▶ _Extrait_
Nous sommes attentifs à ce que les autres branches de la fonction publique soient concernées. Des discussions fortes ont lieu entre les collectivités territoriales et les organisations syndicales de la fonction publique territoriale. Concernant la fonction publique hospitalière, nous regrettons que le calendrier soit renvoyé à 2026 malgré l'enjeu de l'attractivité des métiers du soin et de l'accompagnement.
Pourquoi le décroisement, pas plus que la « grande sécu », ne nous semble-t-il pas permettre de répondre aux enjeux ? Certains défenseurs de la « grande sécu » disaient que le décroisement laisserait de la place pour des surcomplémentaires. Mais quels assurés sociaux ont les moyens d'avoir recours à des surcomplémentaires ?
Sur le décroisement, l'appréhension des risques fait qu'il y a un enjeu d'assurabilité. Si seuls les assurés sociaux qui ont à la fois les moyens financiers et des risques certains se couvrent, le risque ne peut plus être assuré. Le principe de l'assurance repose sur l'aléa et sur une assiette large de mutualisation, qui permet de couvrir au mieux le plus grand nombre de personnes avec le minimum de cotisations.
Ces dispositifs ne permettent pas de répondre aux enjeux. Ils nous semblent tout à fait contraires à l'esprit de la sécurité sociale telle qu'elle a été construite depuis plus de 75 ans.
Concernant les coûts de gestion, et au-delà de la classification des coûts de gestion que j'ai déjà abordée, j'insiste : à périmètre égal entre l'assurance maladie et les complémentaires, les dépenses de gestion affectées aux prestations liquidées par les complémentaires santé représentent 4 % des cotisations, soit 1,5 milliard d'euros. L'automatisation et de nouveaux systèmes d'information permettent peut-être encore de nouveaux gains, mais les coûts de gestion des complémentaires ne sont pas extrêmement différents de ceux de l'assurance maladie.
Si l'on veut faire des économies sur les coûts de gestion, tant pour l'assurance maladie que pour les complémentaires, il faut engager un travail sur la simplification des nomenclatures de l'assurance maladie, qui est très lourde pour les professionnels comme pour les établissements de santé, et très coûteuse en gestion pour l'assurance maladie comme pour les complémentaires. Il y a probablement là un levier de simplification qui permettrait à l'ensemble du système de faire des gains en évitant des opérations chronophages, alors que le temps médical est extrêmement précieux.
Sur l'emploi, comme je l'ai dit, pour la mutualité française, entre 35 000 et 40 000 salariés sont concernés par ces scénarios - je ne parle pas pour les autres acteurs ou familles mutualistes. Cela concerne essentiellement l'assurance santé, mais aussi en rebond la prévention, et mécaniquement notre capacité à nous développer et à innover sur nos réalisations sanitaires et sociales et nos services de soins d'accompagnement mutualistes.
Je rappelle tout de même que ce sont les mutuelles qui ont inventé le tiers payant, grâce aux pharmacies mutualistes. Ce sont elles qui ont inventé les réseaux conventionnés qui permettent aujourd'hui de faire le 100 % santé et qui ont permis de réguler les dépenses de santé à l'hôpital. Ce sont elles également qui se sont battues contre l'assurance maladie, pendant dix ans, pour le développement de la téléconsultation, ce qui nous a été bien utile pendant la crise sanitaire. Pendant des années, l'assurance maladie n'a pas voulu développer ces innovations, car elle estimait qu'elles conduiraient à une augmentation des dépenses de santé.
L'étatisation de la protection sociale, laissant l'assuré social seul face à l'État, pourrait permettre à ce dernier de décider seul, de manière technocratique, de notre protection sociale. Cela ne serait de nature ni à réduire les inégalités ni à permettre des innovations afin de répondre aux besoins de la population.

▶ _Consignes_
D'après l'extrait, quelle part des cotisations les dépenses de gestion des complémentaires santé représentent-elles, et combien cela fait-il en euros ?

▶ _Données enregistrées_
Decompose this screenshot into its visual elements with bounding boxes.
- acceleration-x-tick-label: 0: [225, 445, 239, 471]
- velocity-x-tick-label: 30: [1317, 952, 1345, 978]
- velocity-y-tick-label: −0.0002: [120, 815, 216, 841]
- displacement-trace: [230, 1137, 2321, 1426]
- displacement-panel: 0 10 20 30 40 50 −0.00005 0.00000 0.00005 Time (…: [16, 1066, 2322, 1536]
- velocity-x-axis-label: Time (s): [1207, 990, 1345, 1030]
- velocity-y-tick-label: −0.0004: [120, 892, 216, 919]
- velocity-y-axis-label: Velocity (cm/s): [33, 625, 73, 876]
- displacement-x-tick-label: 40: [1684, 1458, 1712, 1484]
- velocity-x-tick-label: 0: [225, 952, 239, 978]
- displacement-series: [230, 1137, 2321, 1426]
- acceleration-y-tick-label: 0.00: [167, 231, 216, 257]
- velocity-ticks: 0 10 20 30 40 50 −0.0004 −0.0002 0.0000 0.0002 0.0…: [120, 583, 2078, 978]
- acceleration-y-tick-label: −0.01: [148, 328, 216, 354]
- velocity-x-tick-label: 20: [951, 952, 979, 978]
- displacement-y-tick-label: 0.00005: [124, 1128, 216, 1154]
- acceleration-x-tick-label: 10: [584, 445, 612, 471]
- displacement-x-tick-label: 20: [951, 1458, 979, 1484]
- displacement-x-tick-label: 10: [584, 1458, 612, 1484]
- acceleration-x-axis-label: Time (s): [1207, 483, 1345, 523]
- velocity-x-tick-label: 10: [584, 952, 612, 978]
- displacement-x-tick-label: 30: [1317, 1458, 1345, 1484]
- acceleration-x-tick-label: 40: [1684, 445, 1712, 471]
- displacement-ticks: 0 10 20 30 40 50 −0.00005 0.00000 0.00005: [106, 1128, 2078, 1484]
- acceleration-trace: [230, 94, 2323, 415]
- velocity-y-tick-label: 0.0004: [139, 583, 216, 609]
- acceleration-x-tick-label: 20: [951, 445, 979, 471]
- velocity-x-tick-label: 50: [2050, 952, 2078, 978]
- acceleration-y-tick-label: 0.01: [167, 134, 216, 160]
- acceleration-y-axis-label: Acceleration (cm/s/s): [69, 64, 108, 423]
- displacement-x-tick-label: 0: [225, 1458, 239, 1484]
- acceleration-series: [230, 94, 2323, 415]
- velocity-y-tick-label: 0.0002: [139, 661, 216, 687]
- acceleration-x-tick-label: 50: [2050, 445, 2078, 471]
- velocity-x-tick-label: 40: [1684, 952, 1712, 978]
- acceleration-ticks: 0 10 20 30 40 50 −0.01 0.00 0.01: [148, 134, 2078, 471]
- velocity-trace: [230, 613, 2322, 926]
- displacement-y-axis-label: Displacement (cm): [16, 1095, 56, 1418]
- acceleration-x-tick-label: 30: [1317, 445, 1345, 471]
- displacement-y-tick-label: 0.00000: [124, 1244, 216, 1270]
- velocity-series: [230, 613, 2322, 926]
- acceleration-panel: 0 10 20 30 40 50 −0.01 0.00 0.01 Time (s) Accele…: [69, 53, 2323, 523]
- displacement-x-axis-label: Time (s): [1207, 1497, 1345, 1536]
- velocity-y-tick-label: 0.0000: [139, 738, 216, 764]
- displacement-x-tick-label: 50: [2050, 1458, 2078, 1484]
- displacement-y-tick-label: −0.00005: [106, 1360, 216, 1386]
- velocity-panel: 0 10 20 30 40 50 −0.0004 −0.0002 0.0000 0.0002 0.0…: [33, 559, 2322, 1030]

▶ _Réponse attendue_
Elles représentent 4 % des cotisations, soit 1,5 milliard d'euros.